(Dataset entries)
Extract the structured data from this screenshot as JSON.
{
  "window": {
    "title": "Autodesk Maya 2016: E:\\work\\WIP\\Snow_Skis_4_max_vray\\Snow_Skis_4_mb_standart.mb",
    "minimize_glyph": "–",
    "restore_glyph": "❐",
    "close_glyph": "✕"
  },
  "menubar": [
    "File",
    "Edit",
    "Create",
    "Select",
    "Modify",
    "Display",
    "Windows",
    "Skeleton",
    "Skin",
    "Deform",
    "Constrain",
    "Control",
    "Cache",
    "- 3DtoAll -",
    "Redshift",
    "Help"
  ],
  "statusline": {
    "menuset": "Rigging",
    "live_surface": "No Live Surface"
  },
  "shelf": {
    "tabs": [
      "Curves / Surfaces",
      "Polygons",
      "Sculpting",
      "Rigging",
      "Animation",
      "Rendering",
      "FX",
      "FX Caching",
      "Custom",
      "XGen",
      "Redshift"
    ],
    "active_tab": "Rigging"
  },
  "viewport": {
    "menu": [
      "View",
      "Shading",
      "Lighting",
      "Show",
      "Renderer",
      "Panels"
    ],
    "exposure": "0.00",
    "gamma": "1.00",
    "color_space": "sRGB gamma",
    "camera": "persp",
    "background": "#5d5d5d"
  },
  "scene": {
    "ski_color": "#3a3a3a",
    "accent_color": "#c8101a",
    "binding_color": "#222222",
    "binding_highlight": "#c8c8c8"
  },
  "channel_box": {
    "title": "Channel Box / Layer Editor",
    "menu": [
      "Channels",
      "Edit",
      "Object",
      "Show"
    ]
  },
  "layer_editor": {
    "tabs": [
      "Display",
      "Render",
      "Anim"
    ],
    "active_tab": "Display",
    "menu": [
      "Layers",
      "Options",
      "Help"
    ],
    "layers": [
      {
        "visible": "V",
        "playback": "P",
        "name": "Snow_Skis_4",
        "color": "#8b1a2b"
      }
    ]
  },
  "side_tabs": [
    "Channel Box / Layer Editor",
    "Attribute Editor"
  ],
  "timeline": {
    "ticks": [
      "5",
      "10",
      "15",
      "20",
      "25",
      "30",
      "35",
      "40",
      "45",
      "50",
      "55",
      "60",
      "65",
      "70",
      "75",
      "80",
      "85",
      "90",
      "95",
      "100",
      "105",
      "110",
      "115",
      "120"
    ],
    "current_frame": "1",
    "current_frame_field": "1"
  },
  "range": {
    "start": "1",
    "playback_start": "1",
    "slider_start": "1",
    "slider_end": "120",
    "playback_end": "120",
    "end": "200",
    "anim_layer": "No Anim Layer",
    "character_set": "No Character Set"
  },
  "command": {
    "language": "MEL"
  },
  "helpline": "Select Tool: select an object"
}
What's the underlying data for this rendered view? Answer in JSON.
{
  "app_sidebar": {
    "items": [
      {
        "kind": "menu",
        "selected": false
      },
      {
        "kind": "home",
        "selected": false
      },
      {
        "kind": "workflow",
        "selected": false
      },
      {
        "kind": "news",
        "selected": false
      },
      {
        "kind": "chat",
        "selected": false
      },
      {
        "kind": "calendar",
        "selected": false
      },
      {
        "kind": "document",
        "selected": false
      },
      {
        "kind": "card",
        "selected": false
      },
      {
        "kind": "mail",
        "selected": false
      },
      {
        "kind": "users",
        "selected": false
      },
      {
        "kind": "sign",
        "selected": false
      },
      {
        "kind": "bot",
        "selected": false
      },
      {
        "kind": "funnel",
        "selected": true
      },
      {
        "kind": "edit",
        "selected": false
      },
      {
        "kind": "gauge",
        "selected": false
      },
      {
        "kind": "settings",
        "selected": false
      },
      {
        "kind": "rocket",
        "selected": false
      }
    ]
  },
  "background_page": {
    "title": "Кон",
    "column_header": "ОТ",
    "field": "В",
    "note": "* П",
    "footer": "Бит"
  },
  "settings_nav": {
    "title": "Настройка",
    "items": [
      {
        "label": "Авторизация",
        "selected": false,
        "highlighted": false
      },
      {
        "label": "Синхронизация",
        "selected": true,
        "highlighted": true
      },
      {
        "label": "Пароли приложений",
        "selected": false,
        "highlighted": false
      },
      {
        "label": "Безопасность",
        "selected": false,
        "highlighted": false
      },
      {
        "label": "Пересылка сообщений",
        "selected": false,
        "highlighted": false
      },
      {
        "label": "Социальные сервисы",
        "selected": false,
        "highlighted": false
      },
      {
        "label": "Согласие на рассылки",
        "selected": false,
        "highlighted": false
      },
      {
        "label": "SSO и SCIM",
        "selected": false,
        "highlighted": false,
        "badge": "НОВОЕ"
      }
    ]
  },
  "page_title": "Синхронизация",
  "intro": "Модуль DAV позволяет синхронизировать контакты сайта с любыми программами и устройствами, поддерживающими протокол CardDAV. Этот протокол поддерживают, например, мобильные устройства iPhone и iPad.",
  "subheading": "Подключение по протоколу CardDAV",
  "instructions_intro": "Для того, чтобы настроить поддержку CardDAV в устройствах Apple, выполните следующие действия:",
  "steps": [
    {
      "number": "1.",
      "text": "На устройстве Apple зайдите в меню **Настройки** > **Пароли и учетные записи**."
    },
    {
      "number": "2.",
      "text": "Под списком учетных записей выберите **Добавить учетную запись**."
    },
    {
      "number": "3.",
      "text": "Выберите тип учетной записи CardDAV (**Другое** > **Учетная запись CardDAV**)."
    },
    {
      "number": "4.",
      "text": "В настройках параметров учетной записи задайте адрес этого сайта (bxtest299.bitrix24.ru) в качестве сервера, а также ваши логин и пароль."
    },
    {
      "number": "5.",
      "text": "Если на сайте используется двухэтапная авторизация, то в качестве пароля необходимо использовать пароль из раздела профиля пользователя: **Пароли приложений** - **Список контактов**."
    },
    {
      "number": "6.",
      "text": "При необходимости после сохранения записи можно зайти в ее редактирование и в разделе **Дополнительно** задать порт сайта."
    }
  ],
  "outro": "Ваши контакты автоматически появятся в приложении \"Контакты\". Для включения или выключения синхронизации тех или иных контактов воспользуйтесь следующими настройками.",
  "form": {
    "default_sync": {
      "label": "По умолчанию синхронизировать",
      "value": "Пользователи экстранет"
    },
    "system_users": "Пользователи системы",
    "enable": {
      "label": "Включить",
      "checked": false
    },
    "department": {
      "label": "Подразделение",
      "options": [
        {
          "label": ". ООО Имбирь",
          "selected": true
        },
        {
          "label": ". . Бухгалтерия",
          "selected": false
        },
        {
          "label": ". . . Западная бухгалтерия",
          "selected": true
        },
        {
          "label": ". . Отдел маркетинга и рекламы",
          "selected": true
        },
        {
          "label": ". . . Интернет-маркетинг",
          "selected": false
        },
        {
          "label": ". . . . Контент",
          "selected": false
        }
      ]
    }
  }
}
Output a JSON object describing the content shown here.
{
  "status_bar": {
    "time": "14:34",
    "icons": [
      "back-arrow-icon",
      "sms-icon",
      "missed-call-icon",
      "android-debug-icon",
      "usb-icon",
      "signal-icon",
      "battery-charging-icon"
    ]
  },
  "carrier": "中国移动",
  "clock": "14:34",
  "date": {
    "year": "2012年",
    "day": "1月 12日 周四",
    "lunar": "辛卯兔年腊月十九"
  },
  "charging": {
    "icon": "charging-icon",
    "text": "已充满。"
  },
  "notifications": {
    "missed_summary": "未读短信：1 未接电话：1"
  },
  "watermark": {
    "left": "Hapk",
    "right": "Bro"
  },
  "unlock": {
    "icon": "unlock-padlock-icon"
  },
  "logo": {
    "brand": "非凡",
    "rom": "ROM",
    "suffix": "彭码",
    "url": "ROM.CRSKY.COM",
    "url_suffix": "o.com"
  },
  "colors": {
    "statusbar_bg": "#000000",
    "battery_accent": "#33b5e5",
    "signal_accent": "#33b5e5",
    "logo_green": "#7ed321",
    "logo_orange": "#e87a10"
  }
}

## Exercise:
Everything from the line containing "Output a JSON" to the last line of the entries above should be quoted exactly, and only that.

## Written solution:
Output a JSON object describing the content shown here.
{
  "status_bar": {
    "time": "14:34",
    "icons": [
      "back-arrow-icon",
      "sms-icon",
      "missed-call-icon",
      "android-debug-icon",
      "usb-icon",
      "signal-icon",
      "battery-charging-icon"
    ]
  },
  "carrier": "中国移动",
  "clock": "14:34",
  "date": {
    "year": "2012年",
    "day": "1月 12日 周四",
    "lunar": "辛卯兔年腊月十九"
  },
  "charging": {
    "icon": "charging-icon",
    "text": "已充满。"
  },
  "notifications": {
    "missed_summary": "未读短信：1 未接电话：1"
  },
  "watermark": {
    "left": "Hapk",
    "right": "Bro"
  },
  "unlock": {
    "icon": "unlock-padlock-icon"
  },
  "logo": {
    "brand": "非凡",
    "rom": "ROM",
    "suffix": "彭码",
    "url": "ROM.CRSKY.COM",
    "url_suffix": "o.com"
  },
  "colors": {
    "statusbar_bg": "#000000",
    "battery_accent": "#33b5e5",
    "signal_accent": "#33b5e5",
    "logo_green": "#7ed321",
    "logo_orange": "#e87a10"
  }
}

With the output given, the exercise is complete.